Record list:

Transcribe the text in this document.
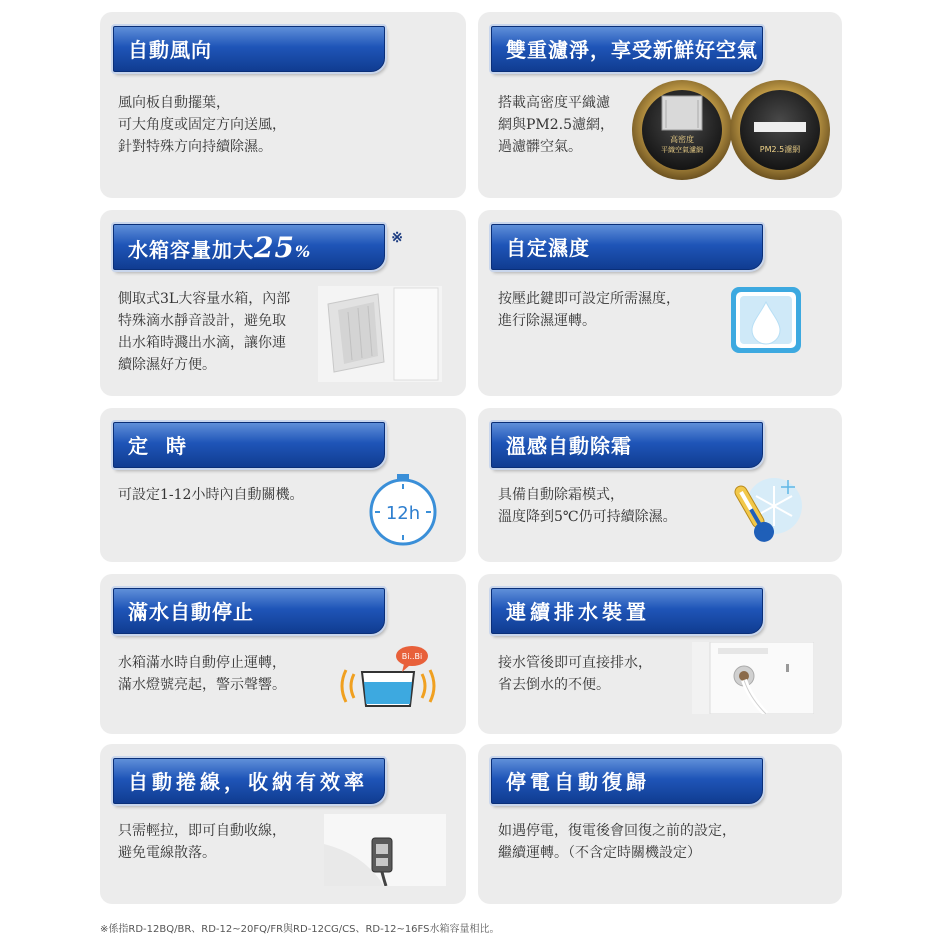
自動風向
風向板自動擺葉，
可大角度或固定方向送風，
針對特殊方向持續除濕。
雙重濾淨，享受新鮮好空氣
搭載高密度平織濾
網與PM2.5濾網，
過濾髒空氣。	高密度
平織空氣濾網	PM2.5濾網
水箱容量加大25%
※
側取式3L大容量水箱，內部
特殊滴水靜音設計，避免取
出水箱時濺出水滴，讓你連
續除濕好方便。
自定濕度
按壓此鍵即可設定所需濕度，
進行除濕運轉。
定時
可設定1-12小時內自動關機。
12h
溫感自動除霜
具備自動除霜模式，
溫度降到5℃仍可持續除濕。
滿水自動停止
水箱滿水時自動停止運轉，
滿水燈號亮起，警示聲響。
Bi..Bi
連續排水裝置
接水管後即可直接排水，
省去倒水的不便。
自動捲線，收納有效率
只需輕拉，即可自動收線，
避免電線散落。
停電自動復歸
如遇停電，復電後會回復之前的設定，
繼續運轉。（不含定時關機設定）
※係指RD-12BQ/BR、RD-12~20FQ/FR與RD-12CG/CS、RD-12~16FS水箱容量相比。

Work required: Transcribe all entries above exactly. Drop the pictures.

Correct answer:
Transcribe the text in this document.
自動風向
風向板自動擺葉，
可大角度或固定方向送風，
針對特殊方向持續除濕。
雙重濾淨，享受新鮮好空氣
搭載高密度平織濾
網與PM2.5濾網，
過濾髒空氣。	高密度
平織空氣濾網	PM2.5濾網
水箱容量加大25%
※
側取式3L大容量水箱，內部
特殊滴水靜音設計，避免取
出水箱時濺出水滴，讓你連
續除濕好方便。
自定濕度
按壓此鍵即可設定所需濕度，
進行除濕運轉。
定時
可設定1-12小時內自動關機。
12h
溫感自動除霜
具備自動除霜模式，
溫度降到5℃仍可持續除濕。
滿水自動停止
水箱滿水時自動停止運轉，
滿水燈號亮起，警示聲響。
Bi..Bi
連續排水裝置
接水管後即可直接排水，
省去倒水的不便。
自動捲線，收納有效率
只需輕拉，即可自動收線，
避免電線散落。
停電自動復歸
如遇停電，復電後會回復之前的設定，
繼續運轉。（不含定時關機設定）
※係指RD-12BQ/BR、RD-12~20FQ/FR與RD-12CG/CS、RD-12~16FS水箱容量相比。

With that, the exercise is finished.